**EXERCISE PROMPT:** What number of lines contain the word "subtitle"? Reply with the number and nothing else.
## Start DATASET
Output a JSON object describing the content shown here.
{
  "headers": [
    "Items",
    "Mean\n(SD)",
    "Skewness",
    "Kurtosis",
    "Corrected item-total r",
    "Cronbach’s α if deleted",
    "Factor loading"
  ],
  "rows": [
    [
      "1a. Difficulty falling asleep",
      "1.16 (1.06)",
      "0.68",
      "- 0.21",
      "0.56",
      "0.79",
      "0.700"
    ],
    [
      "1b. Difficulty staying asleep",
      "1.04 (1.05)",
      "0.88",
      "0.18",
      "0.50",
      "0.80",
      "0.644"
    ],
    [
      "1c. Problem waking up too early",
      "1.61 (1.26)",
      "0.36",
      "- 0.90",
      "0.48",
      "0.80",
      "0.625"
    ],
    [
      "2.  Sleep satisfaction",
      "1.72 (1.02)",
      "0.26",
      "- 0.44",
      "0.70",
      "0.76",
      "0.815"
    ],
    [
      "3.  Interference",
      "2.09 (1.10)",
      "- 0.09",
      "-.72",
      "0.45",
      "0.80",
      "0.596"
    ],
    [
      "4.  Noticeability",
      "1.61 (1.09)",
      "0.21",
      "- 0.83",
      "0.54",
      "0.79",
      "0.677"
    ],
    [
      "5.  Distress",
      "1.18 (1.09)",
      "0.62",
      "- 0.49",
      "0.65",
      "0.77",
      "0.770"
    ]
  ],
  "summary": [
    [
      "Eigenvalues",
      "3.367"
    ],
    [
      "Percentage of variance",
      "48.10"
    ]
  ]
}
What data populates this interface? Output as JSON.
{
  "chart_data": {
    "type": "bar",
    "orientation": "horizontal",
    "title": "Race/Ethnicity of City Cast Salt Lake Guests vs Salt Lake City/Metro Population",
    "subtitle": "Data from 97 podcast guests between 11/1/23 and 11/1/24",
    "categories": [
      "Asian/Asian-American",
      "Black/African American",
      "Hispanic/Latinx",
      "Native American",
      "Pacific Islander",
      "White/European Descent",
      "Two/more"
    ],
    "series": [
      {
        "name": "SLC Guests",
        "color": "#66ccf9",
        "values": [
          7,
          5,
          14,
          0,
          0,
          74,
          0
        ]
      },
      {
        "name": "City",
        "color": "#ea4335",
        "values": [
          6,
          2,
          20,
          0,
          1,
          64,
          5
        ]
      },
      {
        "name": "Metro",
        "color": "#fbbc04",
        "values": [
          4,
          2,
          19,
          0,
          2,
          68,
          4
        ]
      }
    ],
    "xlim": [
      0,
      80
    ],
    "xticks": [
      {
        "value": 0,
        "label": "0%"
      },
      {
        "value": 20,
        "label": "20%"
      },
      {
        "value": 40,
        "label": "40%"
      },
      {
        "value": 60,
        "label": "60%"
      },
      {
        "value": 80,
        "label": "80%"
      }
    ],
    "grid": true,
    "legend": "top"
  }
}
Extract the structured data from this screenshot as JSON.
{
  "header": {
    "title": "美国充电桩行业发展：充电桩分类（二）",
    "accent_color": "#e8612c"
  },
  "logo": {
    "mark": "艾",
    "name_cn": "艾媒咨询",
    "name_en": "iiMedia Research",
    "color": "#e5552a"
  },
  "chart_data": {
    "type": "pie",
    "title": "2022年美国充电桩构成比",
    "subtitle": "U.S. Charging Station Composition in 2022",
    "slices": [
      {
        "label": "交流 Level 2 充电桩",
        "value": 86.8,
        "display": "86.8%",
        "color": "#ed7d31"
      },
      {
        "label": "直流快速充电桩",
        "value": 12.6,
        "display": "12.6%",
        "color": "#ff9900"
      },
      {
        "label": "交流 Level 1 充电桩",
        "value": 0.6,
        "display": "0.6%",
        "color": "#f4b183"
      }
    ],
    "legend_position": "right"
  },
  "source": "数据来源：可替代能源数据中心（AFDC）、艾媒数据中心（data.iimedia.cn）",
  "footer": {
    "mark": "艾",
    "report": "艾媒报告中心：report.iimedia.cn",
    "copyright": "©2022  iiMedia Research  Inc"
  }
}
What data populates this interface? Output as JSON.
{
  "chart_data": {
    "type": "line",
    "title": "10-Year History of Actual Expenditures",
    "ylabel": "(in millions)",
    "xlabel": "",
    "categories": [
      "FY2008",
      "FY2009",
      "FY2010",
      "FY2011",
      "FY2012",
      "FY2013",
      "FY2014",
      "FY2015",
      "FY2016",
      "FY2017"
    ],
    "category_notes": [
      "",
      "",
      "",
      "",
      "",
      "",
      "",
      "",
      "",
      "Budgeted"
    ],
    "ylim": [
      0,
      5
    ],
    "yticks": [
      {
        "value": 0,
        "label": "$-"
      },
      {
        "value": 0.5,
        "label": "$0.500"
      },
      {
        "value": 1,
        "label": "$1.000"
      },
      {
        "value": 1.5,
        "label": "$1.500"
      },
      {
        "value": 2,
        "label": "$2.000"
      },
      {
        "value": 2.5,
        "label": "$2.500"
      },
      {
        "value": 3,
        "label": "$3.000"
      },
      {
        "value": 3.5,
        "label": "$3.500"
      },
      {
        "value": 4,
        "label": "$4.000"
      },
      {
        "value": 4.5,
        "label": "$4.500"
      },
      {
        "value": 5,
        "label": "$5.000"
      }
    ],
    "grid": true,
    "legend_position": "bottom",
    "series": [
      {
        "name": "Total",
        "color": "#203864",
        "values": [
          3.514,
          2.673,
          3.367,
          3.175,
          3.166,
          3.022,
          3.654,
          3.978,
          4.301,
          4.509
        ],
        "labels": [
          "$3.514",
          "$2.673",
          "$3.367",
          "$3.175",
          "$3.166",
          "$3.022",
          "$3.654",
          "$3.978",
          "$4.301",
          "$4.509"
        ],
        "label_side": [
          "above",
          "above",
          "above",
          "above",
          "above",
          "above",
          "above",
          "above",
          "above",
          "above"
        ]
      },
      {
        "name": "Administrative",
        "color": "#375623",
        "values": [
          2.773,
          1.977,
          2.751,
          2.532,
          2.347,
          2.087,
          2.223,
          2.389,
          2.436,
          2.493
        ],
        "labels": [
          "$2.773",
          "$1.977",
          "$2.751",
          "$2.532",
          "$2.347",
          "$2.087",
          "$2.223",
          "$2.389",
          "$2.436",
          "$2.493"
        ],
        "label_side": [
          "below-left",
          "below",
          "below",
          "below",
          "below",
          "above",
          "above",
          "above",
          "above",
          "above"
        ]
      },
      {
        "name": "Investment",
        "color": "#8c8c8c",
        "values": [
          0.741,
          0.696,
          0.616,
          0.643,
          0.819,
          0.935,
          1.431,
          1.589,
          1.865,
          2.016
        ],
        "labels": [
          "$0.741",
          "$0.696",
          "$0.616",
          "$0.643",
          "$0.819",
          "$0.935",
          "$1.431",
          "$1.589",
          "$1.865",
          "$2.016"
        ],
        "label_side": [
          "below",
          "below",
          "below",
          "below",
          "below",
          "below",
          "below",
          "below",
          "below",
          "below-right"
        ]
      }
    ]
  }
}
## End DATASET
**ANSWER FOR THIS EXERCISE:** 2